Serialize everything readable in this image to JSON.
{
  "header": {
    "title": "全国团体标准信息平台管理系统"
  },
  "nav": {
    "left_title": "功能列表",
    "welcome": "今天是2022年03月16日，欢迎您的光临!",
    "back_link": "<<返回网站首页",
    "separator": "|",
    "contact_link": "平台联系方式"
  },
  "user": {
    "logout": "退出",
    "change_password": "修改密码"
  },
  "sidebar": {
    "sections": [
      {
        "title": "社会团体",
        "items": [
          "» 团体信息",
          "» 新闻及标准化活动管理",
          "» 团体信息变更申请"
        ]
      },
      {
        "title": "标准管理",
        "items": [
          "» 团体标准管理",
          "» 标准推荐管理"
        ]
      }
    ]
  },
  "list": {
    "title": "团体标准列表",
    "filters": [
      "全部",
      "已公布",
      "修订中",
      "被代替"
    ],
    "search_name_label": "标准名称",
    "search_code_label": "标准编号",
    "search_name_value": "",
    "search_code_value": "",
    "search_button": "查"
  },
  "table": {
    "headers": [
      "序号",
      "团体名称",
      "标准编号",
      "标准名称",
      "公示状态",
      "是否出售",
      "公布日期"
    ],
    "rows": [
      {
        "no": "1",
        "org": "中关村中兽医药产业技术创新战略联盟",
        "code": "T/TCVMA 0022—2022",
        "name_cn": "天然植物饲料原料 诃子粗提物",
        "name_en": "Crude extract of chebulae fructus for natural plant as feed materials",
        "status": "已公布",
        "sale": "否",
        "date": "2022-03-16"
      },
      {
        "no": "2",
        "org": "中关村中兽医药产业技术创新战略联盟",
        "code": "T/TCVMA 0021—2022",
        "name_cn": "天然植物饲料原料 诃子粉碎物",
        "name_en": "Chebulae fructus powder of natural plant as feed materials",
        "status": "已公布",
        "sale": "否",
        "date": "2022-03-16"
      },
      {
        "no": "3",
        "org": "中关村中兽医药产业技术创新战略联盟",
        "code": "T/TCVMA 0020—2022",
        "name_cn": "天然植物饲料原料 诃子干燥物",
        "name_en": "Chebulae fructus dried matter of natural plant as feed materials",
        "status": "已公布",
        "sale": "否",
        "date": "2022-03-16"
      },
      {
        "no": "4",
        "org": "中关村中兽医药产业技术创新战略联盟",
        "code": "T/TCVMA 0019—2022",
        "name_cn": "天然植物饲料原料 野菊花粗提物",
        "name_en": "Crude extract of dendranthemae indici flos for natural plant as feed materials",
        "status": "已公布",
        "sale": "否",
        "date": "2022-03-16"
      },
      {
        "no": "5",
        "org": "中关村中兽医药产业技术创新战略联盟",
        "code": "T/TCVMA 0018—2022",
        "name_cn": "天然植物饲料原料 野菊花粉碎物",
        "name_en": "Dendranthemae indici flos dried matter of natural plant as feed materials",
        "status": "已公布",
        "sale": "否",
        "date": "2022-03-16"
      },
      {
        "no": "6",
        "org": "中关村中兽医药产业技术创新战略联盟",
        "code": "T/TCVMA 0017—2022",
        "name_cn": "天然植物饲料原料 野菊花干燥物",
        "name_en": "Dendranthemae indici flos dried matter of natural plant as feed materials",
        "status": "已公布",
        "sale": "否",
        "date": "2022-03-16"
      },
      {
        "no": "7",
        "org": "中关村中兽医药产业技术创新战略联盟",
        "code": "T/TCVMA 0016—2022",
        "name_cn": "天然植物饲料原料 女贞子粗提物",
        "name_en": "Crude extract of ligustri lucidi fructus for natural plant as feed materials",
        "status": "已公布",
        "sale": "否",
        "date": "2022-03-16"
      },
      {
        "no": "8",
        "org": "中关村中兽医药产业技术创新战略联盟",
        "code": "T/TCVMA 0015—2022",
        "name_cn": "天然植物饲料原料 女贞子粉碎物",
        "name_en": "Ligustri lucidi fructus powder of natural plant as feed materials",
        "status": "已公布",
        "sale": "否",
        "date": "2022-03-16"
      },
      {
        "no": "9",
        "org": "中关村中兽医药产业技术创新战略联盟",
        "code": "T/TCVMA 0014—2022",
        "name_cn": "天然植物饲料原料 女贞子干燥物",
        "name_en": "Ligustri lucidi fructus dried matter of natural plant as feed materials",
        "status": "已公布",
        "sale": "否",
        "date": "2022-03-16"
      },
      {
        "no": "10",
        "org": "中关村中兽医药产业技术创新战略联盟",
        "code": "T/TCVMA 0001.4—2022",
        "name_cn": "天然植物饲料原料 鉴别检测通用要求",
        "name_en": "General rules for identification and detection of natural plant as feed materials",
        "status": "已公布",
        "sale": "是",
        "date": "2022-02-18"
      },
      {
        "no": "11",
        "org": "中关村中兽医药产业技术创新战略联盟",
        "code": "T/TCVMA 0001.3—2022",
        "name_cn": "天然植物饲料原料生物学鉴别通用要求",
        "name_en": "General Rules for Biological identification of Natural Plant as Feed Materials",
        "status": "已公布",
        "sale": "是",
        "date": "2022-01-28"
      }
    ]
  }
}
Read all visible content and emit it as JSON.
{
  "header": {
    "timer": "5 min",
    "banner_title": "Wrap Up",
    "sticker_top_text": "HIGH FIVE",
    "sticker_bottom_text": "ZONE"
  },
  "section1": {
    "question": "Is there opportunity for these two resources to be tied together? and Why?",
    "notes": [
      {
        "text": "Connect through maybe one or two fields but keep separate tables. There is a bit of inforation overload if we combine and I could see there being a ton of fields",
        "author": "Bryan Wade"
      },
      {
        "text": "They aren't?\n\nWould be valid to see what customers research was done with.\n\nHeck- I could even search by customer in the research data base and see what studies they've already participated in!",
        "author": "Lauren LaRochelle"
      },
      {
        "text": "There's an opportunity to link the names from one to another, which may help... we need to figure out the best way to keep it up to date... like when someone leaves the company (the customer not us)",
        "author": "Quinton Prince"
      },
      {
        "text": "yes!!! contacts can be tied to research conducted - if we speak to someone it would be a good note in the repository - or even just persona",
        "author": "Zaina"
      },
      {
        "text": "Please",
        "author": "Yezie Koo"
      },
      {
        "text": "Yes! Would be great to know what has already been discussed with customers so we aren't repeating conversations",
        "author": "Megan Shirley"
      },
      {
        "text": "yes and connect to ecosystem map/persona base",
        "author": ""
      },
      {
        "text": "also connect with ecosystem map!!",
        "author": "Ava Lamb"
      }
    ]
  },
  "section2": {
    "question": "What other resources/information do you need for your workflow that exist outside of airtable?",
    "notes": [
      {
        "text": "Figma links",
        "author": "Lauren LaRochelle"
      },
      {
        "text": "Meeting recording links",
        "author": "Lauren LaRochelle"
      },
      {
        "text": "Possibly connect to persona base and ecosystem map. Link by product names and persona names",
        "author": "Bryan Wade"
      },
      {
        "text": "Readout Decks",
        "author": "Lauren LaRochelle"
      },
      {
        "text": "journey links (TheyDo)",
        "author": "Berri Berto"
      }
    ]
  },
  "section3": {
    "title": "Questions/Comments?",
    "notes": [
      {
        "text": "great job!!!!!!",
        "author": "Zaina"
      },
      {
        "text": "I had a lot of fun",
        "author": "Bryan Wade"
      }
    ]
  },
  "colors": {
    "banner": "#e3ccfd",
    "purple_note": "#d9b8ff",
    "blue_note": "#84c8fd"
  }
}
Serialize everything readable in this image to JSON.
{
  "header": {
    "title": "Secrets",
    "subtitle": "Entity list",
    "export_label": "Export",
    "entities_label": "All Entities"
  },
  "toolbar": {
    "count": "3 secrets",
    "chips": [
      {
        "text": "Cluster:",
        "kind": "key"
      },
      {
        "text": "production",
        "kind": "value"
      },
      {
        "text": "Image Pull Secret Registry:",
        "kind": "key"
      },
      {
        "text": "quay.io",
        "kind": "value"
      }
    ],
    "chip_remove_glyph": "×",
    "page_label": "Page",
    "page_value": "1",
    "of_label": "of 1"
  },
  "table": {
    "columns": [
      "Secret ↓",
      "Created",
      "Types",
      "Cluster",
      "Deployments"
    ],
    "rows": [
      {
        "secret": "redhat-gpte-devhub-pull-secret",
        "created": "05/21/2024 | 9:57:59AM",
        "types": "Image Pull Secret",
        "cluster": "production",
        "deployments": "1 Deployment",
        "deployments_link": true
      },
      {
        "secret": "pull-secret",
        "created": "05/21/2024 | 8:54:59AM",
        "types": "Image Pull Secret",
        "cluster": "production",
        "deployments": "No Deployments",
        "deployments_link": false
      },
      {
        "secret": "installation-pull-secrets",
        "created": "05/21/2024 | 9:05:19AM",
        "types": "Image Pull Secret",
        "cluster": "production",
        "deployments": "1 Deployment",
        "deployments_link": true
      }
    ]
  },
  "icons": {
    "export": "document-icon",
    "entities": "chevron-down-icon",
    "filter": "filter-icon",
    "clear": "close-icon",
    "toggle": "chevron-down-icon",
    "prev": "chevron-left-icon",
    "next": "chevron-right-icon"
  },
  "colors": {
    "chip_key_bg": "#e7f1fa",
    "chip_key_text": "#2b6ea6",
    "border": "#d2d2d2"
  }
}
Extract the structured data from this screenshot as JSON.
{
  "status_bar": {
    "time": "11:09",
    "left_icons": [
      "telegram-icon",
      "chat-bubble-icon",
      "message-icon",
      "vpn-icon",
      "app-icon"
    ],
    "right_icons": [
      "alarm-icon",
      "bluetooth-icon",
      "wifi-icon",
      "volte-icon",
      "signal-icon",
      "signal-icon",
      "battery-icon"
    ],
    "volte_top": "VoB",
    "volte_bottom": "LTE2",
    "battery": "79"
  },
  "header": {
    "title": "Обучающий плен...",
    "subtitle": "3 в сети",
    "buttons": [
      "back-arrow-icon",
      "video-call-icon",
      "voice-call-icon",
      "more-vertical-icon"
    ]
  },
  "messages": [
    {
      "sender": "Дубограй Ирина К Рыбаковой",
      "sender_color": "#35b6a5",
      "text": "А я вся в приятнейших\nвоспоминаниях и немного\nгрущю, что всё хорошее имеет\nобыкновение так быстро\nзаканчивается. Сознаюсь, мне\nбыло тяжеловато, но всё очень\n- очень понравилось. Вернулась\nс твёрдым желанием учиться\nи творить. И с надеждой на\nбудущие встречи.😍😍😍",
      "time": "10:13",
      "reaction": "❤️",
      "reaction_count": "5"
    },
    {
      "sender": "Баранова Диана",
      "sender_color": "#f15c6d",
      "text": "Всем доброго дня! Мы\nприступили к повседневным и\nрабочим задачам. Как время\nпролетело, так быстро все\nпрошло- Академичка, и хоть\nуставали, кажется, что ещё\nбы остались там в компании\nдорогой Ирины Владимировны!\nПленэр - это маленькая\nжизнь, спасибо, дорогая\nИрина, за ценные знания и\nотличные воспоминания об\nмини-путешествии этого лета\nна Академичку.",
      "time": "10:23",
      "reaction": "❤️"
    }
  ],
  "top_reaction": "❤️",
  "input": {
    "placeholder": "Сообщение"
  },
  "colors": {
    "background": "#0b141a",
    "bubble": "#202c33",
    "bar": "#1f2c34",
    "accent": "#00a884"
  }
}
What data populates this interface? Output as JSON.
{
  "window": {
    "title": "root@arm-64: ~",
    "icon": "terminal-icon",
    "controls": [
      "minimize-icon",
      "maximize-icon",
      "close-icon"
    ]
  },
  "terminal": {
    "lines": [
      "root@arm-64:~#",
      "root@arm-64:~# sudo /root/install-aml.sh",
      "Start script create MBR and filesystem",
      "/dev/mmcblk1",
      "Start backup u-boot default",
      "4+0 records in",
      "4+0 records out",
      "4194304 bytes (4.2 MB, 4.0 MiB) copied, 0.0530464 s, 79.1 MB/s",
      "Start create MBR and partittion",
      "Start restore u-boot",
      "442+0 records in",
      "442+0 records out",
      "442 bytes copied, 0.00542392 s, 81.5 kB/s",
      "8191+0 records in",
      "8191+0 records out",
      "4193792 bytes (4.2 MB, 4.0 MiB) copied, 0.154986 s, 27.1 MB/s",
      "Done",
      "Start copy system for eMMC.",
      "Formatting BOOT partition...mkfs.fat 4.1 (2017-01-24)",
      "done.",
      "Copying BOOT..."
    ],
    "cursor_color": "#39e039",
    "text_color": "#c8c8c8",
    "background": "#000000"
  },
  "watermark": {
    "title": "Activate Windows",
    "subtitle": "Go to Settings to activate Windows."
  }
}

» **Set problem**: Scan the records for the string "TCVMA". Copy each line in which it appears.

» **Correct answer**:
        "code": "T/TCVMA 0022—2022",
        "code": "T/TCVMA 0021—2022",
        "code": "T/TCVMA 0020—2022",
        "code": "T/TCVMA 0019—2022",
        "code": "T/TCVMA 0018—2022",
        "code": "T/TCVMA 0017—2022",
        "code": "T/TCVMA 0016—2022",
        "code": "T/TCVMA 0015—2022",
        "code": "T/TCVMA 0014—2022",
        "code": "T/TCVMA 0001.4—2022",
        "code": "T/TCVMA 0001.3—2022",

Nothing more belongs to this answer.